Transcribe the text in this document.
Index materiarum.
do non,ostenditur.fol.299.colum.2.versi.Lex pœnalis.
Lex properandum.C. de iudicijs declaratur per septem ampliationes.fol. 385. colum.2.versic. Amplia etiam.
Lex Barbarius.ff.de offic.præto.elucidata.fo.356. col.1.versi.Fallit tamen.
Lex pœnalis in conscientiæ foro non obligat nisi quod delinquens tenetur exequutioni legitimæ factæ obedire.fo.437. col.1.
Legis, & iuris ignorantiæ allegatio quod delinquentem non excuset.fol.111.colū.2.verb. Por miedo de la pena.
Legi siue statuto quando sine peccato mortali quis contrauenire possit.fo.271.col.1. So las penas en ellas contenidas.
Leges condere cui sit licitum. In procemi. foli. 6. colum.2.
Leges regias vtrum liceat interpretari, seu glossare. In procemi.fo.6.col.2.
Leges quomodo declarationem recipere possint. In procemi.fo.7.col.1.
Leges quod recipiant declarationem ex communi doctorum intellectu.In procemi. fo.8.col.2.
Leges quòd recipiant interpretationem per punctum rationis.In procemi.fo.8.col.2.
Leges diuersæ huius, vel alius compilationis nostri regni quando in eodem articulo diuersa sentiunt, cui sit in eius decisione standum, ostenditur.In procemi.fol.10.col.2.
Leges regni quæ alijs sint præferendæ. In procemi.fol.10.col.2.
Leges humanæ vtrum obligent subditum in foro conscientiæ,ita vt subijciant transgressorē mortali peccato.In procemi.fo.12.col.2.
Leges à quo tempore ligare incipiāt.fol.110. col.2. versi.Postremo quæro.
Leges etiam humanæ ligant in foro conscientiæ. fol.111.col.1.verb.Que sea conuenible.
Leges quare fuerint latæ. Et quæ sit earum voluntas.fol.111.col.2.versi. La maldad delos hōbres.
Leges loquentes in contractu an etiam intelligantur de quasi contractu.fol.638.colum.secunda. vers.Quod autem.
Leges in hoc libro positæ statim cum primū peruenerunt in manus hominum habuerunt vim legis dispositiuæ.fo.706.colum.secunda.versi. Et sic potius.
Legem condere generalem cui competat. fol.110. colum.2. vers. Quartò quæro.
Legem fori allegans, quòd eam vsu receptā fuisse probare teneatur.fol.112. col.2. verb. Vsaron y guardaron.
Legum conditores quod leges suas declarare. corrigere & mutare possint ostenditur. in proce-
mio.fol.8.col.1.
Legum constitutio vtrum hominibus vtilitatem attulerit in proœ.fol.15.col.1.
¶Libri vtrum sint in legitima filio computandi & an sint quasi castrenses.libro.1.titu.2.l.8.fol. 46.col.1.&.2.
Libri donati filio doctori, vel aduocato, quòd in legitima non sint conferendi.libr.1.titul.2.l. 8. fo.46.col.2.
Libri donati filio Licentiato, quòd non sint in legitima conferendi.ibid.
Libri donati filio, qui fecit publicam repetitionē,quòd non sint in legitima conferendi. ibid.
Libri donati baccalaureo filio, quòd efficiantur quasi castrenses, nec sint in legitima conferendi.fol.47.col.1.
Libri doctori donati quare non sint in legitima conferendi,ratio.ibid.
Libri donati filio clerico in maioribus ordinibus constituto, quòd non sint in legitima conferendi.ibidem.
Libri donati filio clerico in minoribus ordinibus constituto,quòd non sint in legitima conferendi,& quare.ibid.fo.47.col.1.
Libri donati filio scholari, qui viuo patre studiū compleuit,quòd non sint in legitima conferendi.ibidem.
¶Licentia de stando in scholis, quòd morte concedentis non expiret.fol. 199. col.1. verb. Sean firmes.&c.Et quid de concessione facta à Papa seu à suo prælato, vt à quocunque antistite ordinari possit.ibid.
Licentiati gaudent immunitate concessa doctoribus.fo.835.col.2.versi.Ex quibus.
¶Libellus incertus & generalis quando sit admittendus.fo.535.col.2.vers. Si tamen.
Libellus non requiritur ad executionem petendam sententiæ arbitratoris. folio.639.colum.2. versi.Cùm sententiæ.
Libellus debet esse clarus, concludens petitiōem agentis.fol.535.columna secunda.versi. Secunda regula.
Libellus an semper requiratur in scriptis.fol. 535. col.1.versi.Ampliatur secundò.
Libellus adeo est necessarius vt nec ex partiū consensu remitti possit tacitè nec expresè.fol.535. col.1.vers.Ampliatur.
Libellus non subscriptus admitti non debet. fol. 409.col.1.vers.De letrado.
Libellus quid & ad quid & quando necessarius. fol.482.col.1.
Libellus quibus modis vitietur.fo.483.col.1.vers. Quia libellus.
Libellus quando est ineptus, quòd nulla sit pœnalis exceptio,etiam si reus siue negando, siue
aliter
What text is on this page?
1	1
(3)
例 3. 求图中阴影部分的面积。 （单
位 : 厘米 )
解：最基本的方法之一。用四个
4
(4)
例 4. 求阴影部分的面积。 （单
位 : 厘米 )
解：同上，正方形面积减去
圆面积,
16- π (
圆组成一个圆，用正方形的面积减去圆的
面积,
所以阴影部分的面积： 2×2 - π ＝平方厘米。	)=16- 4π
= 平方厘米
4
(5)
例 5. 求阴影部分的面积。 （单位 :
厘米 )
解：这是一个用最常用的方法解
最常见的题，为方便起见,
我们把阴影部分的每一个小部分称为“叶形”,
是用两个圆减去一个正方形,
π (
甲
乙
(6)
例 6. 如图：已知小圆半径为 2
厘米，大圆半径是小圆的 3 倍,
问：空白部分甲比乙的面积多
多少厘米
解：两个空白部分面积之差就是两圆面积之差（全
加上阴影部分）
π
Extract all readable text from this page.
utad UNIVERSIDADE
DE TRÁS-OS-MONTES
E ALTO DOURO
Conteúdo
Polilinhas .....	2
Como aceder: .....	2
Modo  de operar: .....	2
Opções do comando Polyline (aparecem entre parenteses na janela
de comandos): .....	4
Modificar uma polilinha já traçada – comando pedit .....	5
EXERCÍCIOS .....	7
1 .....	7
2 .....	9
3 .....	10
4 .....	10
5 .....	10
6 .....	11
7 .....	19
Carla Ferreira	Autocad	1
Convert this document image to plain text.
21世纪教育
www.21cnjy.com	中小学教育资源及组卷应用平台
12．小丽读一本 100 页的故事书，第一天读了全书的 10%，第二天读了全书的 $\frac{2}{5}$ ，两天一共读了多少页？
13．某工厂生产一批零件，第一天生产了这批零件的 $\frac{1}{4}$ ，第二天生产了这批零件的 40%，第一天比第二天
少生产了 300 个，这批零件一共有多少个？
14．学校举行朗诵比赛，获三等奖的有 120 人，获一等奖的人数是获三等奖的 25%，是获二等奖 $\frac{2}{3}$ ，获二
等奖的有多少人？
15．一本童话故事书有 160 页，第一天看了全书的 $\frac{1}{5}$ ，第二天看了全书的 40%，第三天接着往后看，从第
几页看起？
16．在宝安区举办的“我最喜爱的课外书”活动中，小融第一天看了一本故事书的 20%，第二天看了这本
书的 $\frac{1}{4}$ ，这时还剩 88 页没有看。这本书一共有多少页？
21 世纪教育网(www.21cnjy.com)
——
**Aim:**
Search the data for the word "possint" and copy each line where it appears.

**Response to this task:**
Leges quomodo declarationem recipere possint. In procemi.fo.7.col.1.
Legum conditores quod leges suas declarare. corrigere & mutare possint ostenditur. in proce-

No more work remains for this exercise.